== Goal ==
Search the data for the word "производимой" and copy every line that contains it.

== Data ==
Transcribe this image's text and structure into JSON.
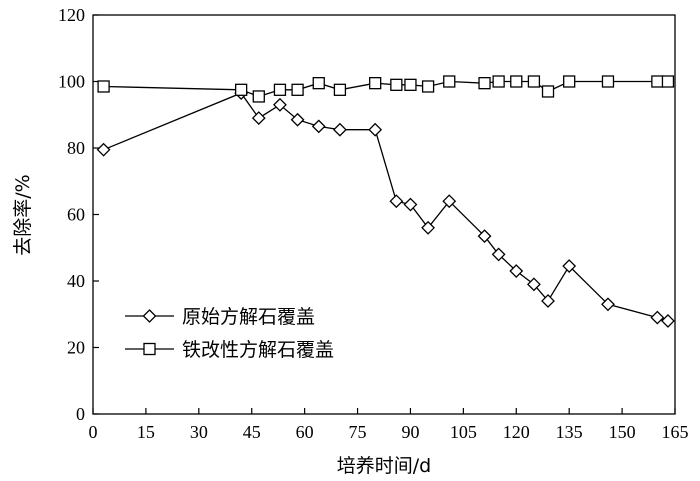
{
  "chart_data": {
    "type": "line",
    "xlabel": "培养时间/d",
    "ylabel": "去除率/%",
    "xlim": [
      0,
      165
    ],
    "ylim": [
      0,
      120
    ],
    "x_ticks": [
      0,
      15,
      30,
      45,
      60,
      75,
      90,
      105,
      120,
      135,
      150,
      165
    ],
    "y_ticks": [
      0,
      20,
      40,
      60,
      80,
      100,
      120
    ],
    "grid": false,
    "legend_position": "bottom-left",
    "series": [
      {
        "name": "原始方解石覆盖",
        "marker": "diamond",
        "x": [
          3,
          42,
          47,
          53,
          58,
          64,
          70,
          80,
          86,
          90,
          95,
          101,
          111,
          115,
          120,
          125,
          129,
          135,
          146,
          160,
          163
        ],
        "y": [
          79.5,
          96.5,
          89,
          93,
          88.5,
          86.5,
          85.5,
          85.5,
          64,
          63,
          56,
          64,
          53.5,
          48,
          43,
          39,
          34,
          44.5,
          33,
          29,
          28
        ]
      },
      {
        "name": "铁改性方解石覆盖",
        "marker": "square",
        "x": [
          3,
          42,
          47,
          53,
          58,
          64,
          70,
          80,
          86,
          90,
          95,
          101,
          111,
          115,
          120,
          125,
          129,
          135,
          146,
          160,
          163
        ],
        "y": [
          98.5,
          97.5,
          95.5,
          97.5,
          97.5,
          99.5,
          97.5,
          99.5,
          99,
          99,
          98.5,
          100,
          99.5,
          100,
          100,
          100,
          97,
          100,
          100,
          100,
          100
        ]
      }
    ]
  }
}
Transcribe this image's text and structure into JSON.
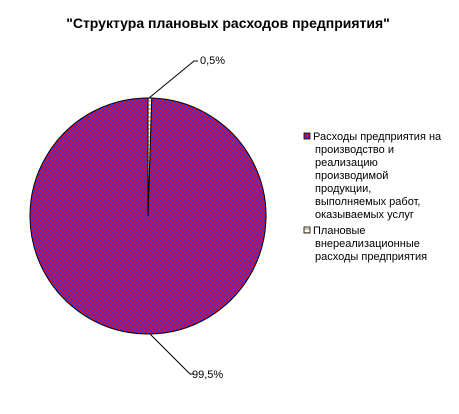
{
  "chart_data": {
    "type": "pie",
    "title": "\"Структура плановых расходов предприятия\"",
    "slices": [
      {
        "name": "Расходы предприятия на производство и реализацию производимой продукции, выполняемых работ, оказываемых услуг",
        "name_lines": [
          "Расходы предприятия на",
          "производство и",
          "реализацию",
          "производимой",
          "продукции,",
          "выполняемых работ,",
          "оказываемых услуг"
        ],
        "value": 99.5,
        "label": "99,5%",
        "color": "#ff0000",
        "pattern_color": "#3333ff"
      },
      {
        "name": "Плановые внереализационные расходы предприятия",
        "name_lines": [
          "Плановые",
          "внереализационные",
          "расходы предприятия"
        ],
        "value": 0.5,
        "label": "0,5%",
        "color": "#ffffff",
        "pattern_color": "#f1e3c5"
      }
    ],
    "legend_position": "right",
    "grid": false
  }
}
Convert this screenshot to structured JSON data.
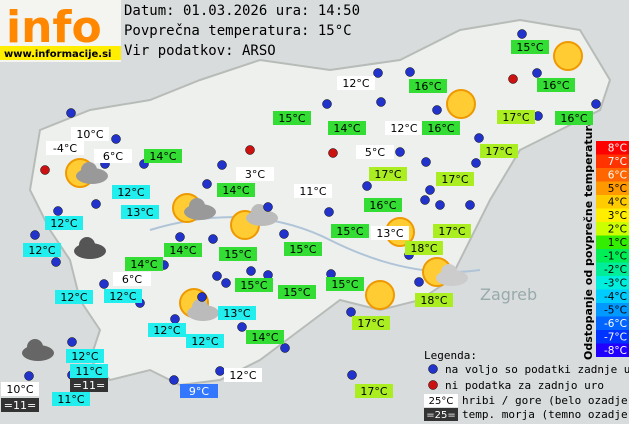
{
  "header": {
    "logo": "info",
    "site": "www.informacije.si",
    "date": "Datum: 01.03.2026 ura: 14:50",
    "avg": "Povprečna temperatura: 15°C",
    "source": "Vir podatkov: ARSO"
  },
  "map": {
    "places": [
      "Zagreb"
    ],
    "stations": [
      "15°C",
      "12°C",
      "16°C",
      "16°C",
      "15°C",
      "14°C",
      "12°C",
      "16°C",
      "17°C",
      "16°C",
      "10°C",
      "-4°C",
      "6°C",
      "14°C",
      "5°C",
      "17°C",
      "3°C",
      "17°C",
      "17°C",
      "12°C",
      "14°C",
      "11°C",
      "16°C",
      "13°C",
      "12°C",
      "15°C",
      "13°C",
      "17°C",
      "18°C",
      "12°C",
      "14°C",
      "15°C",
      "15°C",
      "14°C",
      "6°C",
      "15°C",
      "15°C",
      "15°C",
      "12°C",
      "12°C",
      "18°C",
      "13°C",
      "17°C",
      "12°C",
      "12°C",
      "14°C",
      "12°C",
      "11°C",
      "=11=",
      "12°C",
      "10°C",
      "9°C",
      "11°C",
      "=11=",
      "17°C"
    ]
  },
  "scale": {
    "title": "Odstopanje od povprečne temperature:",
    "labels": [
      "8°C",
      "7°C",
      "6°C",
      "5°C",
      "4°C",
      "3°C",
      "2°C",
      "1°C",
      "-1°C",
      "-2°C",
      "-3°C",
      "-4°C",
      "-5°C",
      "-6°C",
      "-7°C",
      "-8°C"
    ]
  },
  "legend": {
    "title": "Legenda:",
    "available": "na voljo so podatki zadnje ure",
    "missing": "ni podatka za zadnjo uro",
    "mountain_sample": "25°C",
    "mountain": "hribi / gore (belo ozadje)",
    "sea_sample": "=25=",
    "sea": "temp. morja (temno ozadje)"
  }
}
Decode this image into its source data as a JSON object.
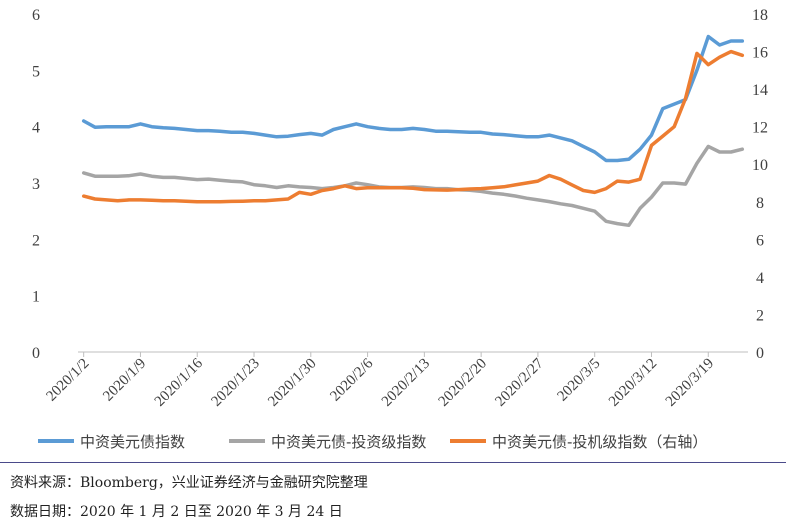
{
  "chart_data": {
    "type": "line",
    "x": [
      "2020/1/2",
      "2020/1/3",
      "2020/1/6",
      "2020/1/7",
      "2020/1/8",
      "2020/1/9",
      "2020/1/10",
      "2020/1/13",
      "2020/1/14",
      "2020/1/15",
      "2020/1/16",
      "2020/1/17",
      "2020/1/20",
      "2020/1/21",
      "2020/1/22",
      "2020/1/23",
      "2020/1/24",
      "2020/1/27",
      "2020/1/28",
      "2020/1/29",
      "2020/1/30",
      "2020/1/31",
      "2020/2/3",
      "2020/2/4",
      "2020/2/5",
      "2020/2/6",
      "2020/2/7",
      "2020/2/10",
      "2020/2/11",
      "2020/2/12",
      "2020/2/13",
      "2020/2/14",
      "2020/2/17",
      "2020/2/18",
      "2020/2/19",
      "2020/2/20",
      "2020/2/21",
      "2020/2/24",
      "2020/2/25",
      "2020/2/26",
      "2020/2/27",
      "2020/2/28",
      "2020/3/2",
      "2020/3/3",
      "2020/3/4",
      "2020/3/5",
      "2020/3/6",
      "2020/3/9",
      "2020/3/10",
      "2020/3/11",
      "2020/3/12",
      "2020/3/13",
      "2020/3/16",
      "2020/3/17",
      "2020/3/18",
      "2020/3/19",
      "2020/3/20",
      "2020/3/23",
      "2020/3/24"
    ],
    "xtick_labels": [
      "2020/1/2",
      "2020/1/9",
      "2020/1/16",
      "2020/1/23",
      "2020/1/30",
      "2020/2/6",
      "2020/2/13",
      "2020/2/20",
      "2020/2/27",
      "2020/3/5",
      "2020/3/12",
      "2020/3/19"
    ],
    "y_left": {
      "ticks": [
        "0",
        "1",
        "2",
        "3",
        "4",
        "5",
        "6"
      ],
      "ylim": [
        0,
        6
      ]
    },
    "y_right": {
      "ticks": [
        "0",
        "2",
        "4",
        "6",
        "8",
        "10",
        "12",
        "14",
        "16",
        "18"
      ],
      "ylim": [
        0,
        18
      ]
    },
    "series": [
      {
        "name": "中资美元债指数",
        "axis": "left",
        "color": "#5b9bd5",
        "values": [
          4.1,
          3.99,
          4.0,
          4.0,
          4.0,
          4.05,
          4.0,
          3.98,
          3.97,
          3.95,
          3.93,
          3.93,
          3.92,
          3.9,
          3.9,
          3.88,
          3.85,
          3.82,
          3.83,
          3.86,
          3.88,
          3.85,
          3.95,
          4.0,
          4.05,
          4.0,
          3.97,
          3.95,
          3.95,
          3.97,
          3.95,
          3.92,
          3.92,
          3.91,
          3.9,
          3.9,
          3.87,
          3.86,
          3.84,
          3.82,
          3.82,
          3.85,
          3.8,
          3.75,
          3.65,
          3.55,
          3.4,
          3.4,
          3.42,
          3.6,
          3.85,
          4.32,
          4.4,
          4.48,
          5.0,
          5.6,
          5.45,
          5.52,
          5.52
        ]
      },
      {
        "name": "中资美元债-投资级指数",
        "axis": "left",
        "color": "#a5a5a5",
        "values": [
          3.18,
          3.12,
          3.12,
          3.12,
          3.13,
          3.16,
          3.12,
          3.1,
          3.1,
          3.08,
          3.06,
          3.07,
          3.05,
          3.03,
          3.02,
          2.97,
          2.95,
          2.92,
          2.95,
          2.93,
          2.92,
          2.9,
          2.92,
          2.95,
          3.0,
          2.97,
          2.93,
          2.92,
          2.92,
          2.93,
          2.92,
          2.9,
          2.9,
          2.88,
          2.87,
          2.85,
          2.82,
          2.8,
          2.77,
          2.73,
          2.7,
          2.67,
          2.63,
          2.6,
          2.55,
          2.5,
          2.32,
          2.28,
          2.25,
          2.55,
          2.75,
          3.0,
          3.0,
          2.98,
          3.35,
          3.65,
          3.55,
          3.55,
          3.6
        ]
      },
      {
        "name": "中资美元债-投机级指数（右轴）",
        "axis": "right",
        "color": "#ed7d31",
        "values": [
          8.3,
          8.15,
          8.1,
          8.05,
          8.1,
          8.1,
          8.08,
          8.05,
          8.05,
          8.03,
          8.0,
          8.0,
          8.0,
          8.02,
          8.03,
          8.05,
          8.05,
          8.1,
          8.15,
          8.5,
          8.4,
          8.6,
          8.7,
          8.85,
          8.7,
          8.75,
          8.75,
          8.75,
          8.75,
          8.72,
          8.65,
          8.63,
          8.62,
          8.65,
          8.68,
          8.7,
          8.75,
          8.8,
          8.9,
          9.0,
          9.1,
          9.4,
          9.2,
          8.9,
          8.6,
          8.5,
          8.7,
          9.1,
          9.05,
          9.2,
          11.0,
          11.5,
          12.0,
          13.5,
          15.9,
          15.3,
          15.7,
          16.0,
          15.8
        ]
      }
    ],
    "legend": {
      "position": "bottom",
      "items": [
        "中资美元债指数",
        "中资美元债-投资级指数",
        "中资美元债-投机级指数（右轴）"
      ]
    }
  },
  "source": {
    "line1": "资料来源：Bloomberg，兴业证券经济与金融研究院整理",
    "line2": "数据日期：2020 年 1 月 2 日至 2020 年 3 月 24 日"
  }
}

== Full answer ==
        "name": "Расходы предприятия на производство и реализацию производимой продукции, выполняемых работ, оказываемых услуг",
          "производимой",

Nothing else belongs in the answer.